Locate "Decode this image" in the listing. Transcribe the line that contains it and every line that follows, through the last, omitting all pictures.

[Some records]
+-------+
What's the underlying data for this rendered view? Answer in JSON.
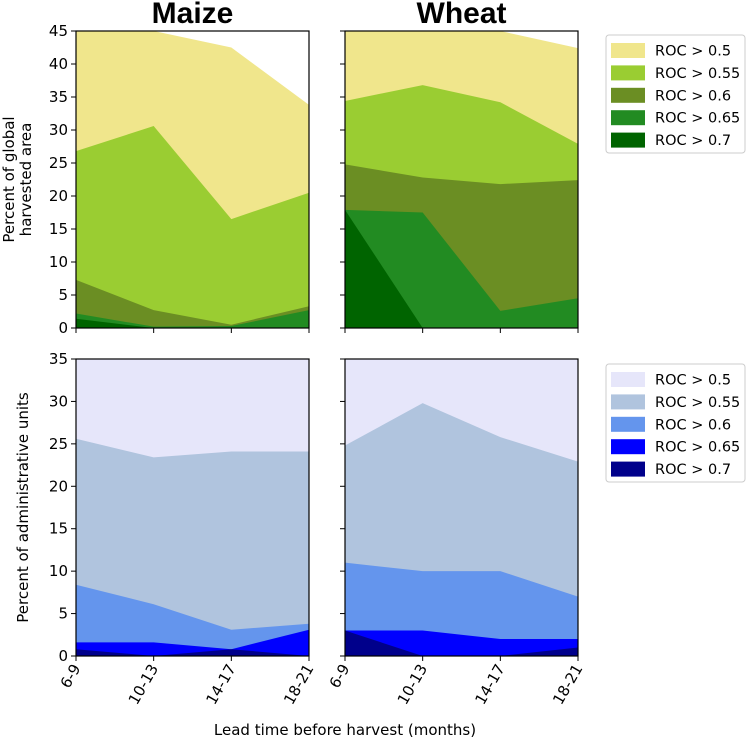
{
  "chart_data": {
    "type": "area",
    "xlabel": "Lead time before harvest (months)",
    "categories": [
      "6-9",
      "10-13",
      "14-17",
      "18-21"
    ],
    "rows": [
      {
        "ylabel": [
          "Percent of global",
          "harvested area"
        ],
        "ylim": [
          0,
          45
        ],
        "yticks": [
          0,
          5,
          10,
          15,
          20,
          25,
          30,
          35,
          40,
          45
        ],
        "legend": {
          "position": "right",
          "entries": [
            "ROC > 0.5",
            "ROC > 0.55",
            "ROC > 0.6",
            "ROC > 0.65",
            "ROC > 0.7"
          ],
          "colors": [
            "#f0e68c",
            "#9acd32",
            "#6b8e23",
            "#228b22",
            "#006400"
          ]
        },
        "panels": [
          {
            "title": "Maize",
            "series": [
              {
                "name": "ROC > 0.5",
                "values": [
                  45.5,
                  45.5,
                  42.5,
                  33.8
                ]
              },
              {
                "name": "ROC > 0.55",
                "values": [
                  26.8,
                  30.6,
                  16.5,
                  20.5
                ]
              },
              {
                "name": "ROC > 0.6",
                "values": [
                  7.3,
                  2.7,
                  0.5,
                  3.3
                ]
              },
              {
                "name": "ROC > 0.65",
                "values": [
                  2.2,
                  0.2,
                  0.3,
                  2.7
                ]
              },
              {
                "name": "ROC > 0.7",
                "values": [
                  1.4,
                  0.0,
                  0.0,
                  0.0
                ]
              }
            ]
          },
          {
            "title": "Wheat",
            "series": [
              {
                "name": "ROC > 0.5",
                "values": [
                  46,
                  46,
                  46,
                  42.4
                ]
              },
              {
                "name": "ROC > 0.55",
                "values": [
                  34.4,
                  36.8,
                  34.2,
                  27.9
                ]
              },
              {
                "name": "ROC > 0.6",
                "values": [
                  24.8,
                  22.8,
                  21.8,
                  22.4
                ]
              },
              {
                "name": "ROC > 0.65",
                "values": [
                  17.9,
                  17.5,
                  2.6,
                  4.5
                ]
              },
              {
                "name": "ROC > 0.7",
                "values": [
                  17.9,
                  0.0,
                  0.0,
                  0.0
                ]
              }
            ]
          }
        ]
      },
      {
        "ylabel": [
          "Percent of administrative units"
        ],
        "ylim": [
          0,
          35
        ],
        "yticks": [
          0,
          5,
          10,
          15,
          20,
          25,
          30,
          35
        ],
        "legend": {
          "position": "right",
          "entries": [
            "ROC > 0.5",
            "ROC > 0.55",
            "ROC > 0.6",
            "ROC > 0.65",
            "ROC > 0.7"
          ],
          "colors": [
            "#e6e6fa",
            "#b0c4de",
            "#6495ed",
            "#0000ff",
            "#00008b"
          ]
        },
        "panels": [
          {
            "title": "",
            "series": [
              {
                "name": "ROC > 0.5",
                "values": [
                  36,
                  36,
                  36,
                  36
                ]
              },
              {
                "name": "ROC > 0.55",
                "values": [
                  25.6,
                  23.4,
                  24.1,
                  24.1
                ]
              },
              {
                "name": "ROC > 0.6",
                "values": [
                  8.4,
                  6.1,
                  3.1,
                  3.8
                ]
              },
              {
                "name": "ROC > 0.65",
                "values": [
                  1.6,
                  1.6,
                  0.8,
                  3.1
                ]
              },
              {
                "name": "ROC > 0.7",
                "values": [
                  0.8,
                  0.0,
                  0.8,
                  0.0
                ]
              }
            ]
          },
          {
            "title": "",
            "series": [
              {
                "name": "ROC > 0.5",
                "values": [
                  36,
                  36,
                  36,
                  36
                ]
              },
              {
                "name": "ROC > 0.55",
                "values": [
                  24.8,
                  29.8,
                  25.8,
                  22.9
                ]
              },
              {
                "name": "ROC > 0.6",
                "values": [
                  11.0,
                  10.0,
                  10.0,
                  7.0
                ]
              },
              {
                "name": "ROC > 0.65",
                "values": [
                  3.0,
                  3.0,
                  2.0,
                  2.0
                ]
              },
              {
                "name": "ROC > 0.7",
                "values": [
                  3.0,
                  0.0,
                  0.0,
                  1.0
                ]
              }
            ]
          }
        ]
      }
    ]
  }
}
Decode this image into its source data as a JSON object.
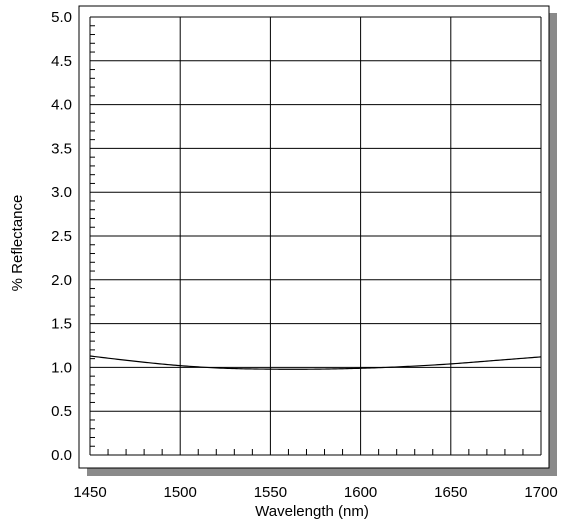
{
  "chart_data": {
    "type": "line",
    "title": "",
    "xlabel": "Wavelength (nm)",
    "ylabel": "% Reflectance",
    "xlim": [
      1450,
      1700
    ],
    "ylim": [
      0.0,
      5.0
    ],
    "x_ticks": [
      1450,
      1500,
      1550,
      1600,
      1650,
      1700
    ],
    "x_tick_labels": [
      "1450",
      "1500",
      "1550",
      "1600",
      "1650",
      "1700"
    ],
    "y_ticks": [
      0.0,
      0.5,
      1.0,
      1.5,
      2.0,
      2.5,
      3.0,
      3.5,
      4.0,
      4.5,
      5.0
    ],
    "y_tick_labels": [
      "0.0",
      "0.5",
      "1.0",
      "1.5",
      "2.0",
      "2.5",
      "3.0",
      "3.5",
      "4.0",
      "4.5",
      "5.0"
    ],
    "x_minor_step": 10,
    "y_minor_step": 0.1,
    "grid": true,
    "legend": "none",
    "series": [
      {
        "color": "#000000",
        "x": [
          1450,
          1475,
          1500,
          1525,
          1550,
          1575,
          1600,
          1625,
          1650,
          1675,
          1700
        ],
        "values": [
          1.13,
          1.07,
          1.02,
          0.99,
          0.98,
          0.98,
          0.99,
          1.01,
          1.04,
          1.08,
          1.12
        ]
      }
    ]
  }
}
+-------+
> Written answer
Decode this image into its source data as a JSON object.
{
  "chart_data": {
    "type": "line",
    "title": "",
    "xlabel": "Wavelength (nm)",
    "ylabel": "% Reflectance",
    "xlim": [
      1450,
      1700
    ],
    "ylim": [
      0.0,
      5.0
    ],
    "x_ticks": [
      1450,
      1500,
      1550,
      1600,
      1650,
      1700
    ],
    "x_tick_labels": [
      "1450",
      "1500",
      "1550",
      "1600",
      "1650",
      "1700"
    ],
    "y_ticks": [
      0.0,
      0.5,
      1.0,
      1.5,
      2.0,
      2.5,
      3.0,
      3.5,
      4.0,
      4.5,
      5.0
    ],
    "y_tick_labels": [
      "0.0",
      "0.5",
      "1.0",
      "1.5",
      "2.0",
      "2.5",
      "3.0",
      "3.5",
      "4.0",
      "4.5",
      "5.0"
    ],
    "x_minor_step": 10,
    "y_minor_step": 0.1,
    "grid": true,
    "legend": "none",
    "series": [
      {
        "color": "#000000",
        "x": [
          1450,
          1475,
          1500,
          1525,
          1550,
          1575,
          1600,
          1625,
          1650,
          1675,
          1700
        ],
        "values": [
          1.13,
          1.07,
          1.02,
          0.99,
          0.98,
          0.98,
          0.99,
          1.01,
          1.04,
          1.08,
          1.12
        ]
      }
    ]
  }
}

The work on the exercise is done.